*RECORDED DATA*.
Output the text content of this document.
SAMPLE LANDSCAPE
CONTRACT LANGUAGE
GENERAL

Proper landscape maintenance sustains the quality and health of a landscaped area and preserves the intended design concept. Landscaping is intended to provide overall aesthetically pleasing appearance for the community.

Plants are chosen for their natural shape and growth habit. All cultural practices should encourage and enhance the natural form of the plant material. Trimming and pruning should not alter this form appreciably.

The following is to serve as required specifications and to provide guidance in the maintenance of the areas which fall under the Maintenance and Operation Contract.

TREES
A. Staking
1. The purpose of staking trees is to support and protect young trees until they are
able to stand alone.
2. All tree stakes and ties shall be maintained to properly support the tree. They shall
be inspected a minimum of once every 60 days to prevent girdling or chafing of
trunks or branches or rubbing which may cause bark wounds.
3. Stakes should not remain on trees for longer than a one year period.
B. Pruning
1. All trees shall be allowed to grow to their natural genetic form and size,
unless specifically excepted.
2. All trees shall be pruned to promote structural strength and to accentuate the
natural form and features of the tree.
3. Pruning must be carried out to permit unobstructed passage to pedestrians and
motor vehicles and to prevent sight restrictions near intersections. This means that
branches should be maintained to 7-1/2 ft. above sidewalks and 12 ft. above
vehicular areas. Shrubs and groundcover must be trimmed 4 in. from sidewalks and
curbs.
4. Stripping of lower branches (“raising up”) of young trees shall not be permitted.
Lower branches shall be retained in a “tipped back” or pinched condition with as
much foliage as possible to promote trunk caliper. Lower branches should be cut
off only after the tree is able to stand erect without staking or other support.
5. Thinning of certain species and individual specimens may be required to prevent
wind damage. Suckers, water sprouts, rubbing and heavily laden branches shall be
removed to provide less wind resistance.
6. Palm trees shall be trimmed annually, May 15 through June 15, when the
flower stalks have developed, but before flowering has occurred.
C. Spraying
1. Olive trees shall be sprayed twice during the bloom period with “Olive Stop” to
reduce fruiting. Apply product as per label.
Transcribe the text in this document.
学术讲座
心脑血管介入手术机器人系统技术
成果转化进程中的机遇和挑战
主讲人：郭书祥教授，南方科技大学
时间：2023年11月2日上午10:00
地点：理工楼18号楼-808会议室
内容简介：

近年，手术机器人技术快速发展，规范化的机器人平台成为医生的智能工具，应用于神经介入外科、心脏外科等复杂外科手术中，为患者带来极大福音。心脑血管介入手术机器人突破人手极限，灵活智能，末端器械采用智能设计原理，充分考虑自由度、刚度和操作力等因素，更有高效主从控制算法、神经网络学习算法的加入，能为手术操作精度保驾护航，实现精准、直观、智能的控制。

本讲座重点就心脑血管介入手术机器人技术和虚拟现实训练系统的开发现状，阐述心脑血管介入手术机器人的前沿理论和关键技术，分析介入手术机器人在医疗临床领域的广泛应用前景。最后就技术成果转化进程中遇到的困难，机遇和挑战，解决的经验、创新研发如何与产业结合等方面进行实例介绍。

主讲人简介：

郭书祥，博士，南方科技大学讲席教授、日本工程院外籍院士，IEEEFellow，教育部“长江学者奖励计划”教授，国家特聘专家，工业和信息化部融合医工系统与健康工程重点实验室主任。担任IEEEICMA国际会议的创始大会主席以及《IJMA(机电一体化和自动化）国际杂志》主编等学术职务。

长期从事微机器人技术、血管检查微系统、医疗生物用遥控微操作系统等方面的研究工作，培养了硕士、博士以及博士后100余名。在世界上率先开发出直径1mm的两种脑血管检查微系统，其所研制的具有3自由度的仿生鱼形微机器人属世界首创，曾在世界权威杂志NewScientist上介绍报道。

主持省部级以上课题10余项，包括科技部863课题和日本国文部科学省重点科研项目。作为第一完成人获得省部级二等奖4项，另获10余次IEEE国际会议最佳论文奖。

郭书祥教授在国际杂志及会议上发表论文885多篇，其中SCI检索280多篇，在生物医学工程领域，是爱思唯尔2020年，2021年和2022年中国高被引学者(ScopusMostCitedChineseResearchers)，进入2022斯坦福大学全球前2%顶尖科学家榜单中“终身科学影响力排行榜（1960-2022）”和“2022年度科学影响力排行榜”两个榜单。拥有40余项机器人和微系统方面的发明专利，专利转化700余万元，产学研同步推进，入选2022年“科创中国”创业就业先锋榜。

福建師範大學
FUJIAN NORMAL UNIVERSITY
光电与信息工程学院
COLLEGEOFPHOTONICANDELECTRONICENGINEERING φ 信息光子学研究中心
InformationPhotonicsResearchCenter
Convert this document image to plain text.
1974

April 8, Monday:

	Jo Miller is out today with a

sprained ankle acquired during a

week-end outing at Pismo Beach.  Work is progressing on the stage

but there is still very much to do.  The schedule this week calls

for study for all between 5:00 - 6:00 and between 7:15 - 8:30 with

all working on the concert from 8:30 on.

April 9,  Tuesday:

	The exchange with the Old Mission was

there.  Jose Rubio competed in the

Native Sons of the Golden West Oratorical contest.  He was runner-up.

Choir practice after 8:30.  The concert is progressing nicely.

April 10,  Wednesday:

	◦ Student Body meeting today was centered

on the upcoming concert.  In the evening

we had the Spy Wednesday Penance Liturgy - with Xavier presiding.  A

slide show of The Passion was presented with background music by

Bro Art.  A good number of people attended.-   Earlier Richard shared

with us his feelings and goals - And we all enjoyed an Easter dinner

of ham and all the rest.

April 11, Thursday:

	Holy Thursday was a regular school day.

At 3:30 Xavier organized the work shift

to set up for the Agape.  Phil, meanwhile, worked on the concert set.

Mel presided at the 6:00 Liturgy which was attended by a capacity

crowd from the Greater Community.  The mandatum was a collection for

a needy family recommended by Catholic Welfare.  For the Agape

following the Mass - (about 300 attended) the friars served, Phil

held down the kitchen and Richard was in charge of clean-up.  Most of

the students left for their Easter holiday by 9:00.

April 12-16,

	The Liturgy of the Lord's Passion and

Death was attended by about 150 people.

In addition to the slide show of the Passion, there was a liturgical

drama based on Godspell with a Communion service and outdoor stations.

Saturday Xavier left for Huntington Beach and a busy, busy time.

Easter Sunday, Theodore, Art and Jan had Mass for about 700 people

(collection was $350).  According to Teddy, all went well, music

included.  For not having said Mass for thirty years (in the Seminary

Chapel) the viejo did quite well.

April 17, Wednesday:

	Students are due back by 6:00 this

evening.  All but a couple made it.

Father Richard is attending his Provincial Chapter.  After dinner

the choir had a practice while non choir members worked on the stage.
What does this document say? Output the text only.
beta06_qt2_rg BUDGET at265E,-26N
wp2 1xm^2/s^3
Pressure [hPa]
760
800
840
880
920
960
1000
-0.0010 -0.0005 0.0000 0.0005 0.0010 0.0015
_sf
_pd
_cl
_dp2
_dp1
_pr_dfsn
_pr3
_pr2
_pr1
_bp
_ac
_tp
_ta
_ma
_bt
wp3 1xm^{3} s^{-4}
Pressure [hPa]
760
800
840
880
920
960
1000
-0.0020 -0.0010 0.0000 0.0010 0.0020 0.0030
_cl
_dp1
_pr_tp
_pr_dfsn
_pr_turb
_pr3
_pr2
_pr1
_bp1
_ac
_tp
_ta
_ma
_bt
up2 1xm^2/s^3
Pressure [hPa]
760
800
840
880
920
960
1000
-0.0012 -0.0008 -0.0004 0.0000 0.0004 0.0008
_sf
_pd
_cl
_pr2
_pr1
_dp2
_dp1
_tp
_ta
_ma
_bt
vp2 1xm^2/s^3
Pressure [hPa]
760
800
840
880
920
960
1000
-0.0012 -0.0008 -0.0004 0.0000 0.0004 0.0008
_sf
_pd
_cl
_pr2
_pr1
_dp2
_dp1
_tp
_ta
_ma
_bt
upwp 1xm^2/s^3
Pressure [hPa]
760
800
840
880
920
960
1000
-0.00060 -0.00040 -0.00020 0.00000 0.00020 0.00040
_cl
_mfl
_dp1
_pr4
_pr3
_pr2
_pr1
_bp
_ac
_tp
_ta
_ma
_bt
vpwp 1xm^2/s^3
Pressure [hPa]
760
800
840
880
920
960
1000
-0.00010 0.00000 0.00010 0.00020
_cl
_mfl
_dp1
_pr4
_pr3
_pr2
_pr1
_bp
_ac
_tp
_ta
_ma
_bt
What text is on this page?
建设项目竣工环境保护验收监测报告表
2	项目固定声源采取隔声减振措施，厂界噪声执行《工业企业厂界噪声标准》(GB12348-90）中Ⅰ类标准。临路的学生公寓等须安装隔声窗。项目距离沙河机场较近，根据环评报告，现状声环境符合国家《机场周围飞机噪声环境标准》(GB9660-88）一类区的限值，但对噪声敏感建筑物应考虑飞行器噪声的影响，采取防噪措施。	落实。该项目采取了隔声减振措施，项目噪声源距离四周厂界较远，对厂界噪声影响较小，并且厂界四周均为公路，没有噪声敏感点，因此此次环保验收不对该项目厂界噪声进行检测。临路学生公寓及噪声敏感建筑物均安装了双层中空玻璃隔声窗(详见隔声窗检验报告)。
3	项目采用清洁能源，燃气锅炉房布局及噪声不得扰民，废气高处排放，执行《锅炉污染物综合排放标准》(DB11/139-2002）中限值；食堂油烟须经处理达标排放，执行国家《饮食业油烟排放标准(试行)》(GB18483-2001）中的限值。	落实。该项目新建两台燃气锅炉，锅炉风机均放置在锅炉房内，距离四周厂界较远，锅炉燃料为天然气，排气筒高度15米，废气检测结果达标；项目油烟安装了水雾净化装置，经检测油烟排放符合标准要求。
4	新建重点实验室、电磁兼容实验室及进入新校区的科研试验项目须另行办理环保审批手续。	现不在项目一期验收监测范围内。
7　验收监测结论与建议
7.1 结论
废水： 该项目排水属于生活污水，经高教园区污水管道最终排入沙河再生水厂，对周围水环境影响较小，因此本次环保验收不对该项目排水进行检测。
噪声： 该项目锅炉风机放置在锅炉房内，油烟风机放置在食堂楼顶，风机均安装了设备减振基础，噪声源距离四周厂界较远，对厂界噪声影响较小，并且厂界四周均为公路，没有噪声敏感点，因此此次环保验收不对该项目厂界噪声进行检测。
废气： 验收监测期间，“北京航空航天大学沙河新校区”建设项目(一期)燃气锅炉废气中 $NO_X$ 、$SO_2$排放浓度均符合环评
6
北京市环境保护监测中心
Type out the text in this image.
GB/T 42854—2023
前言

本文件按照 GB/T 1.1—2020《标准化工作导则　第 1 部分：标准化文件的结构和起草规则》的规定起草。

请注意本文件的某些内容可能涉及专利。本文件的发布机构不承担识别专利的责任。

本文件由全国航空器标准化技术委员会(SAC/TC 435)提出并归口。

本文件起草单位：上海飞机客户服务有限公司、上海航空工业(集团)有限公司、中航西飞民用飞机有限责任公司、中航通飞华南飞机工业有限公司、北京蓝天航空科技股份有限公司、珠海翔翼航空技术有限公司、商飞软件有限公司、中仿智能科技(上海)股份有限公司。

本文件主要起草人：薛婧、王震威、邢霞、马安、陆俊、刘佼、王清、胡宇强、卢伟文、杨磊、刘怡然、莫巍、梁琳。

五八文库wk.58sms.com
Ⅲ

*THE EXERCISE*.
Determine how many lines of the entries above carry the string "April", and give that number alone.

*CORRECT RESULT*.
6